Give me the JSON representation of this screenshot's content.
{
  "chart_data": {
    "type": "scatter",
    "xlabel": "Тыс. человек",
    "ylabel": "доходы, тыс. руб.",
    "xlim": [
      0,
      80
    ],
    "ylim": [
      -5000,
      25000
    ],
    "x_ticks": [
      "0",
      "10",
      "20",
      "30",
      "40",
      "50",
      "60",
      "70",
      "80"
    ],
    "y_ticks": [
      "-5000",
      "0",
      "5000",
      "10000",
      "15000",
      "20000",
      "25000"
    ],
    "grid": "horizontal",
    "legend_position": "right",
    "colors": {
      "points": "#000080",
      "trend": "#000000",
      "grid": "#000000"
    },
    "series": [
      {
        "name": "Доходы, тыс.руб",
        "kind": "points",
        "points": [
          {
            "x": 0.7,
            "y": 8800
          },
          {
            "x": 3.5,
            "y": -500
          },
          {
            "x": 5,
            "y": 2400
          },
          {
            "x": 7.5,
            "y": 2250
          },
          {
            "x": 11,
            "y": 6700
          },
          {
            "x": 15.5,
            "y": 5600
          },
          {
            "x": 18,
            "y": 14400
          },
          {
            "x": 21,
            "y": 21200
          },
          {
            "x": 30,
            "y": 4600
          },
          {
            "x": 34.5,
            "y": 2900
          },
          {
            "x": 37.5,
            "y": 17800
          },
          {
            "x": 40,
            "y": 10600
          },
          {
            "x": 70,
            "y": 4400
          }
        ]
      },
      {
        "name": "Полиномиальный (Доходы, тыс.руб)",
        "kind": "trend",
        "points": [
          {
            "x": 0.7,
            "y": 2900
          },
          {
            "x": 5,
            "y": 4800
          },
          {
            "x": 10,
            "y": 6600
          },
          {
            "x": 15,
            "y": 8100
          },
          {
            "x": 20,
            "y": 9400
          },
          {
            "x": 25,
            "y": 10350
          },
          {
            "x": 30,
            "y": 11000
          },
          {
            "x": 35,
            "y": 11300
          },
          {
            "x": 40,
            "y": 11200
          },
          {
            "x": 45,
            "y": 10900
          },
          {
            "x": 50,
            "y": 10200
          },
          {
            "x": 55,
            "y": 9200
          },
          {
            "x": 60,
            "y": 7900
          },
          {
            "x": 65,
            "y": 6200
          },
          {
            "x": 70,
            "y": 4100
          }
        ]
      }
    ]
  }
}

☆ ☆ ☆ ☆ ☆

Write out the entries in full, exactly as given.

Give me the JSON representation of this screenshot's content.
{
  "chart_data": {
    "type": "scatter",
    "xlabel": "Тыс. человек",
    "ylabel": "доходы, тыс. руб.",
    "xlim": [
      0,
      80
    ],
    "ylim": [
      -5000,
      25000
    ],
    "x_ticks": [
      "0",
      "10",
      "20",
      "30",
      "40",
      "50",
      "60",
      "70",
      "80"
    ],
    "y_ticks": [
      "-5000",
      "0",
      "5000",
      "10000",
      "15000",
      "20000",
      "25000"
    ],
    "grid": "horizontal",
    "legend_position": "right",
    "colors": {
      "points": "#000080",
      "trend": "#000000",
      "grid": "#000000"
    },
    "series": [
      {
        "name": "Доходы, тыс.руб",
        "kind": "points",
        "points": [
          {
            "x": 0.7,
            "y": 8800
          },
          {
            "x": 3.5,
            "y": -500
          },
          {
            "x": 5,
            "y": 2400
          },
          {
            "x": 7.5,
            "y": 2250
          },
          {
            "x": 11,
            "y": 6700
          },
          {
            "x": 15.5,
            "y": 5600
          },
          {
            "x": 18,
            "y": 14400
          },
          {
            "x": 21,
            "y": 21200
          },
          {
            "x": 30,
            "y": 4600
          },
          {
            "x": 34.5,
            "y": 2900
          },
          {
            "x": 37.5,
            "y": 17800
          },
          {
            "x": 40,
            "y": 10600
          },
          {
            "x": 70,
            "y": 4400
          }
        ]
      },
      {
        "name": "Полиномиальный (Доходы, тыс.руб)",
        "kind": "trend",
        "points": [
          {
            "x": 0.7,
            "y": 2900
          },
          {
            "x": 5,
            "y": 4800
          },
          {
            "x": 10,
            "y": 6600
          },
          {
            "x": 15,
            "y": 8100
          },
          {
            "x": 20,
            "y": 9400
          },
          {
            "x": 25,
            "y": 10350
          },
          {
            "x": 30,
            "y": 11000
          },
          {
            "x": 35,
            "y": 11300
          },
          {
            "x": 40,
            "y": 11200
          },
          {
            "x": 45,
            "y": 10900
          },
          {
            "x": 50,
            "y": 10200
          },
          {
            "x": 55,
            "y": 9200
          },
          {
            "x": 60,
            "y": 7900
          },
          {
            "x": 65,
            "y": 6200
          },
          {
            "x": 70,
            "y": 4100
          }
        ]
      }
    ]
  }
}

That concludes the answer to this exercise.